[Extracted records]
■ ■ ■ ■

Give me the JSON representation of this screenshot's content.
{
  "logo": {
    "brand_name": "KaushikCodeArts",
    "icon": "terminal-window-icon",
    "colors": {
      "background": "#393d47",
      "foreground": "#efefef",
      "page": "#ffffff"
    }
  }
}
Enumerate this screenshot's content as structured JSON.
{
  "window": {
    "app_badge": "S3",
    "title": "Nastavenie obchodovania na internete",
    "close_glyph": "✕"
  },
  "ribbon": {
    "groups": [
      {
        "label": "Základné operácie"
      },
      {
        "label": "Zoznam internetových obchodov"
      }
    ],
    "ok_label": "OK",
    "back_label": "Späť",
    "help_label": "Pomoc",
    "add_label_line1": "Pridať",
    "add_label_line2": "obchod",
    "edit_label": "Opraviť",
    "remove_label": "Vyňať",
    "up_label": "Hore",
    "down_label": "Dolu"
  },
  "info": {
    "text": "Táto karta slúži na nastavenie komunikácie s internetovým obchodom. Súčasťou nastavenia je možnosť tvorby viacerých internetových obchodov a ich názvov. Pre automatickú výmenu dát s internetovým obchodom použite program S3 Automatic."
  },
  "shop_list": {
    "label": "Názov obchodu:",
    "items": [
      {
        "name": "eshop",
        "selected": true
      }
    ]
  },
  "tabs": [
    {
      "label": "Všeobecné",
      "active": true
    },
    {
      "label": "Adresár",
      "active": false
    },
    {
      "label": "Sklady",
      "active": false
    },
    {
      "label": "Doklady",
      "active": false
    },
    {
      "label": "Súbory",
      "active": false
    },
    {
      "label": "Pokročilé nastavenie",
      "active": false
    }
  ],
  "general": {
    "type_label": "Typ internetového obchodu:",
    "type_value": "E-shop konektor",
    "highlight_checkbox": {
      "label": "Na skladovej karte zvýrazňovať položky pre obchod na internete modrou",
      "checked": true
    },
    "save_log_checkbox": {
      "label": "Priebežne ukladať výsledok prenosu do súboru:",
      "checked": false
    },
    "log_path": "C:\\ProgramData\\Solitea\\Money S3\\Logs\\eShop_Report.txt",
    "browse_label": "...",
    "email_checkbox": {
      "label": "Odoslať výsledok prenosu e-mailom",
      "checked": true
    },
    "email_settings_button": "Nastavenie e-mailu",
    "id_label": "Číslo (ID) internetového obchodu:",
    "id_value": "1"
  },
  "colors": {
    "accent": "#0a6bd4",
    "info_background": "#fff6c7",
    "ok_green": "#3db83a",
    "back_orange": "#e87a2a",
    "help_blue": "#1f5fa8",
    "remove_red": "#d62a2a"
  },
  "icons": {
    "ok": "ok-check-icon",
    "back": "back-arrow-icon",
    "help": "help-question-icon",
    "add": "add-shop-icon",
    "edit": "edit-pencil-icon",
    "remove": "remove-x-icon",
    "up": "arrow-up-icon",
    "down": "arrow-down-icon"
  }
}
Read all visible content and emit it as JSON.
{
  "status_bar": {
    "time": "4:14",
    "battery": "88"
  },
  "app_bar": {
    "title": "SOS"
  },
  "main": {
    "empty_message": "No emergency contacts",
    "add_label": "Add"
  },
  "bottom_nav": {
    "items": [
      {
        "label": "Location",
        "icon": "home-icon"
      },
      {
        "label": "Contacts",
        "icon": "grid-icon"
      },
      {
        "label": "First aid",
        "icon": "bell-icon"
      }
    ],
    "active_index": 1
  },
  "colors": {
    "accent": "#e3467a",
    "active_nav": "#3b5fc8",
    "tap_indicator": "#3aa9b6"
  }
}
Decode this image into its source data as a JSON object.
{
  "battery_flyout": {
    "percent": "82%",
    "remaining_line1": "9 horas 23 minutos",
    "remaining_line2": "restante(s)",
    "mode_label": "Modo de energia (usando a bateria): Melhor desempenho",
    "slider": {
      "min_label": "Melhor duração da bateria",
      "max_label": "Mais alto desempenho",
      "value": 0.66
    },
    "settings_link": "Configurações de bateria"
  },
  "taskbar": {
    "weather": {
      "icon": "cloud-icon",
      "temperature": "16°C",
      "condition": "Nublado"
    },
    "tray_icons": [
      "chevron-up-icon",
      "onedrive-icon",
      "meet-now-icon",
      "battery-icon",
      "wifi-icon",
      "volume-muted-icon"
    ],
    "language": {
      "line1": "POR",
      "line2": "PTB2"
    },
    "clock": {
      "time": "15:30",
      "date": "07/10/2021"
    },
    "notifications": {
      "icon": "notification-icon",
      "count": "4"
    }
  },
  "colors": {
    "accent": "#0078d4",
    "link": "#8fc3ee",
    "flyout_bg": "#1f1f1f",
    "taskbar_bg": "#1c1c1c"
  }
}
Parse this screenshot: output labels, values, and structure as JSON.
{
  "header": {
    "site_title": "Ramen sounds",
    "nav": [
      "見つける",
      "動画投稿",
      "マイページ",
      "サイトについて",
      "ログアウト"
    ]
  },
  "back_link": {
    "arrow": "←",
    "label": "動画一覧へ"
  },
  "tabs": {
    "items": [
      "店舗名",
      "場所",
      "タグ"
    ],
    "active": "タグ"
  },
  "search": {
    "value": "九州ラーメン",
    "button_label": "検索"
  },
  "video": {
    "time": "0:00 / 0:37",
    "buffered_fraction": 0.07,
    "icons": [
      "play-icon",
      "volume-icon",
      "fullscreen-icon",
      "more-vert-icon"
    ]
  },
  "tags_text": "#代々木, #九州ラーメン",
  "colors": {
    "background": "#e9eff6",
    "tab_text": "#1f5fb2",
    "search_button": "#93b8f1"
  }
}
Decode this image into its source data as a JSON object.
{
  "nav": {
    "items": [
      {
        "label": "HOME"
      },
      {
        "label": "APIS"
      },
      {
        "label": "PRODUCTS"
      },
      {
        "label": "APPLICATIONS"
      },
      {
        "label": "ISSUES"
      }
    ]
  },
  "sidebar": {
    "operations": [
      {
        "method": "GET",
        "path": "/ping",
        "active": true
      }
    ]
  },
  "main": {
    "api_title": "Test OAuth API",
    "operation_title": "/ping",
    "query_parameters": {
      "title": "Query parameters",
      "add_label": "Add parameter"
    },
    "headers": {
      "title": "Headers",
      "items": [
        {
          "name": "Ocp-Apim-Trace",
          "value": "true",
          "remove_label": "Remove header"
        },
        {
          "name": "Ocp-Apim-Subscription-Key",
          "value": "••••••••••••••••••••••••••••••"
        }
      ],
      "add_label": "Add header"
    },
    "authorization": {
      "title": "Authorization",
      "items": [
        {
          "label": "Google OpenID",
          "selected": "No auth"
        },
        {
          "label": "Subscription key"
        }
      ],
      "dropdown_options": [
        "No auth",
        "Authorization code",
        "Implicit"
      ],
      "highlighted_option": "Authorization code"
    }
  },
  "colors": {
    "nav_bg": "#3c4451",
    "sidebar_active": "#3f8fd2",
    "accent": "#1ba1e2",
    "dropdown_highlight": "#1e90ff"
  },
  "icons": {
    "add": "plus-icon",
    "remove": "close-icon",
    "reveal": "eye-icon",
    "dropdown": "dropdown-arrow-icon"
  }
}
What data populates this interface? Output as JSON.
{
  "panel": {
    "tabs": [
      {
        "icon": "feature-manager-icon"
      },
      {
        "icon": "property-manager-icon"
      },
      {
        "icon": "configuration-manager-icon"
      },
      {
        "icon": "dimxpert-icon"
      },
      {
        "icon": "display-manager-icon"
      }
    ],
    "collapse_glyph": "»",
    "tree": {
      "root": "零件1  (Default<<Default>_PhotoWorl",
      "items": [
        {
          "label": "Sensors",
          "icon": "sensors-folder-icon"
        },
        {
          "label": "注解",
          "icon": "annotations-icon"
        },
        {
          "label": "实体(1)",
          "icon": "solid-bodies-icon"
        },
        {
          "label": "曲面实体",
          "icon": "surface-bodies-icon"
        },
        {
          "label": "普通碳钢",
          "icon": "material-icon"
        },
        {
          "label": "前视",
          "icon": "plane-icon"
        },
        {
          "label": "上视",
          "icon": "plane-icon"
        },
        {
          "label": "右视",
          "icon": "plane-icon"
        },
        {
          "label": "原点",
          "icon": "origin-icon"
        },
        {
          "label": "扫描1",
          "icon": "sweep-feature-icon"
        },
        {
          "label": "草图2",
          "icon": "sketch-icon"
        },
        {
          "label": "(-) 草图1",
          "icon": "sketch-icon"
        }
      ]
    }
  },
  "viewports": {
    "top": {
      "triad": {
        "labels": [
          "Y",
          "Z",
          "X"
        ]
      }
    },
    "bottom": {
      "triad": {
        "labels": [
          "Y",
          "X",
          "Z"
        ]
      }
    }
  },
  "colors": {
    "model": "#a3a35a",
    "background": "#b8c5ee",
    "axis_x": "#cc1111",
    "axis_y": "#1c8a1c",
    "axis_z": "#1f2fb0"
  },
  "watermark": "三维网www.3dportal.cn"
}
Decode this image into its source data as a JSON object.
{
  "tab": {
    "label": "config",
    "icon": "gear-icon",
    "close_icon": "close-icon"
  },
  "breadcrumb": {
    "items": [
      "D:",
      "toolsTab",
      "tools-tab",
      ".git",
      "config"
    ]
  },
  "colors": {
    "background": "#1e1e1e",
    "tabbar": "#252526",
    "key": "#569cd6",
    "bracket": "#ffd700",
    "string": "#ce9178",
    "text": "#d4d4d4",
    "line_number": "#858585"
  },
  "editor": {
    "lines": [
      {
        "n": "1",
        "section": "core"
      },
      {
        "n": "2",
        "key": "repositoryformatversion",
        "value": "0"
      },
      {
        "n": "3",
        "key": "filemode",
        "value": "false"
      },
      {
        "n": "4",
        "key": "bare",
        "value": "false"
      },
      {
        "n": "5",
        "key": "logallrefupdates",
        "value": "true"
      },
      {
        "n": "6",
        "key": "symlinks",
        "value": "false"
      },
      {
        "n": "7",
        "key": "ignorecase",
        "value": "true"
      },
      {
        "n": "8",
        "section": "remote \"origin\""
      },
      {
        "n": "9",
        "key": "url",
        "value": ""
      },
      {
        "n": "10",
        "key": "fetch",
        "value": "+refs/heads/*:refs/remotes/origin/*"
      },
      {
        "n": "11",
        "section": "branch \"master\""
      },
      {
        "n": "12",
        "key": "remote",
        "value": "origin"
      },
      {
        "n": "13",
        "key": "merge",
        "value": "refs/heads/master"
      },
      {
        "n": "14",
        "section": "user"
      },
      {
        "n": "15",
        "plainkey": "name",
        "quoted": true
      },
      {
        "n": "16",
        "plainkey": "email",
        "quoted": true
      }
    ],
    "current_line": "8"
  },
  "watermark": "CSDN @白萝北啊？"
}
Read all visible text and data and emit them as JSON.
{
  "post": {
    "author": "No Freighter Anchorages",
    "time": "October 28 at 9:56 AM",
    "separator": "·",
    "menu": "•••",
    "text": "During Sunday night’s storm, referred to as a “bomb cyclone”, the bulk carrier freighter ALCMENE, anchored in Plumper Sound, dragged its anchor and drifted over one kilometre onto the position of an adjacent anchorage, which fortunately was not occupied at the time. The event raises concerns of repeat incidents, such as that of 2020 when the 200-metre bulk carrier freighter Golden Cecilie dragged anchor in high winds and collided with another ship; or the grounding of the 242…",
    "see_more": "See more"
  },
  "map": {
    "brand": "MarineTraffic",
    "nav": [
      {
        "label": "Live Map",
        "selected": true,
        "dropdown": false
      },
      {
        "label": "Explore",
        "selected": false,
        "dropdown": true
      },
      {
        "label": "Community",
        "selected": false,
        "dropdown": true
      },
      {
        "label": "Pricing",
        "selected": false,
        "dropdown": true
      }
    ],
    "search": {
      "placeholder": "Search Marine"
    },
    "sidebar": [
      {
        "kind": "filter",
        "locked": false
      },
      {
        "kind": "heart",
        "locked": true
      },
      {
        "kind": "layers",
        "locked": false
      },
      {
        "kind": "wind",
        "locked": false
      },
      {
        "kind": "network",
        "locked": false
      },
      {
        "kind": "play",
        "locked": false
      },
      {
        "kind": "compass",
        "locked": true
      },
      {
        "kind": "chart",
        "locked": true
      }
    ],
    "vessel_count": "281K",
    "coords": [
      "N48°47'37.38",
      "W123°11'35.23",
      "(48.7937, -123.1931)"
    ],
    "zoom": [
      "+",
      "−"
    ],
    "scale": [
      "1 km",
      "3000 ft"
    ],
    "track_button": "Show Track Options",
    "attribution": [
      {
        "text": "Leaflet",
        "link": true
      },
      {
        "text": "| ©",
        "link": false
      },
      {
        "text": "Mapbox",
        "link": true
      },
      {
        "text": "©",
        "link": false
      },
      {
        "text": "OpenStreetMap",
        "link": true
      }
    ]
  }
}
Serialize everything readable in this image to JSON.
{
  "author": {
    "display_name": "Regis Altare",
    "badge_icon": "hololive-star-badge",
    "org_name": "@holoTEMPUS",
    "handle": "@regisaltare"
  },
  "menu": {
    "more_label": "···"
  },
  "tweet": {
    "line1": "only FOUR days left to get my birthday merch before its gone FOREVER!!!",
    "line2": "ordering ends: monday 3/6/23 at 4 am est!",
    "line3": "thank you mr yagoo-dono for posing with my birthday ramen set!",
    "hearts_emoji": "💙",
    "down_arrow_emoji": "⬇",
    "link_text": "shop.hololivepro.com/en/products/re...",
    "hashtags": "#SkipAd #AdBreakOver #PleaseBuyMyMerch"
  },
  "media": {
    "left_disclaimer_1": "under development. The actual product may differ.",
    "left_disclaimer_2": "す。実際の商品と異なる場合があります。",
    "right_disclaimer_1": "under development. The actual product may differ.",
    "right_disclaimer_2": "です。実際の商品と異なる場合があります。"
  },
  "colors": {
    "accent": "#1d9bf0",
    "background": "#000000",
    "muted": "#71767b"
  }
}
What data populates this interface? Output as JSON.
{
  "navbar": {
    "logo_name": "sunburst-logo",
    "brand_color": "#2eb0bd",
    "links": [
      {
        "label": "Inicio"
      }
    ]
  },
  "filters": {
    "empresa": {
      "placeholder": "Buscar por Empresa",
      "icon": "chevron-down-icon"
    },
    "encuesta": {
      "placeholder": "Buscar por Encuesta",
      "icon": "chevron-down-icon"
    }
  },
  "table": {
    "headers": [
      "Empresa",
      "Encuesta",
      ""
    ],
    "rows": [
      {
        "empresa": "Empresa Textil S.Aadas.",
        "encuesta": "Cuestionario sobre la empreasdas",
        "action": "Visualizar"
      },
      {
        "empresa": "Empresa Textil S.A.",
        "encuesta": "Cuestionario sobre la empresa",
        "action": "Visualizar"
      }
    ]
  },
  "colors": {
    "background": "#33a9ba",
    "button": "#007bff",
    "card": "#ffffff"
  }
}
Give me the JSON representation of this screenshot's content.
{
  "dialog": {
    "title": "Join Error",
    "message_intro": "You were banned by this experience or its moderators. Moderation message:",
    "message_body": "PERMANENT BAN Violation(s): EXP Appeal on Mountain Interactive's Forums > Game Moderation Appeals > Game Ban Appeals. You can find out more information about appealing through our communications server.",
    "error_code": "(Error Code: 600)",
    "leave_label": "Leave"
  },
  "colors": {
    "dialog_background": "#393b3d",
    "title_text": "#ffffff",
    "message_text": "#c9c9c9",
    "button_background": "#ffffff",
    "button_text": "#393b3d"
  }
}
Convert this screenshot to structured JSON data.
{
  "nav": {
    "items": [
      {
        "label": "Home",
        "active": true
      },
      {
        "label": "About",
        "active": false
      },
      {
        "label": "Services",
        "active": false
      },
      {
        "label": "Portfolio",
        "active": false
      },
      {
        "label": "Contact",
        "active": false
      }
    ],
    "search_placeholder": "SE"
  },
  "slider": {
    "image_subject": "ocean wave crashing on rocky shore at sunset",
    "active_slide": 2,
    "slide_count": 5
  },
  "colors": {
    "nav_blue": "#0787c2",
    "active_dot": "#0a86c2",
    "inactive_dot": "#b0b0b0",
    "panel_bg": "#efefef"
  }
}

■ ■ ■ ■

Repeat exactly the lines from the line containing "Convert this screenshot" through the end of the listing above; both boundary lines are part of the output.

▶ THE SOLUTION
Convert this screenshot to structured JSON data.
{
  "nav": {
    "items": [
      {
        "label": "Home",
        "active": true
      },
      {
        "label": "About",
        "active": false
      },
      {
        "label": "Services",
        "active": false
      },
      {
        "label": "Portfolio",
        "active": false
      },
      {
        "label": "Contact",
        "active": false
      }
    ],
    "search_placeholder": "SE"
  },
  "slider": {
    "image_subject": "ocean wave crashing on rocky shore at sunset",
    "active_slide": 2,
    "slide_count": 5
  },
  "colors": {
    "nav_blue": "#0787c2",
    "active_dot": "#0a86c2",
    "inactive_dot": "#b0b0b0",
    "panel_bg": "#efefef"
  }
}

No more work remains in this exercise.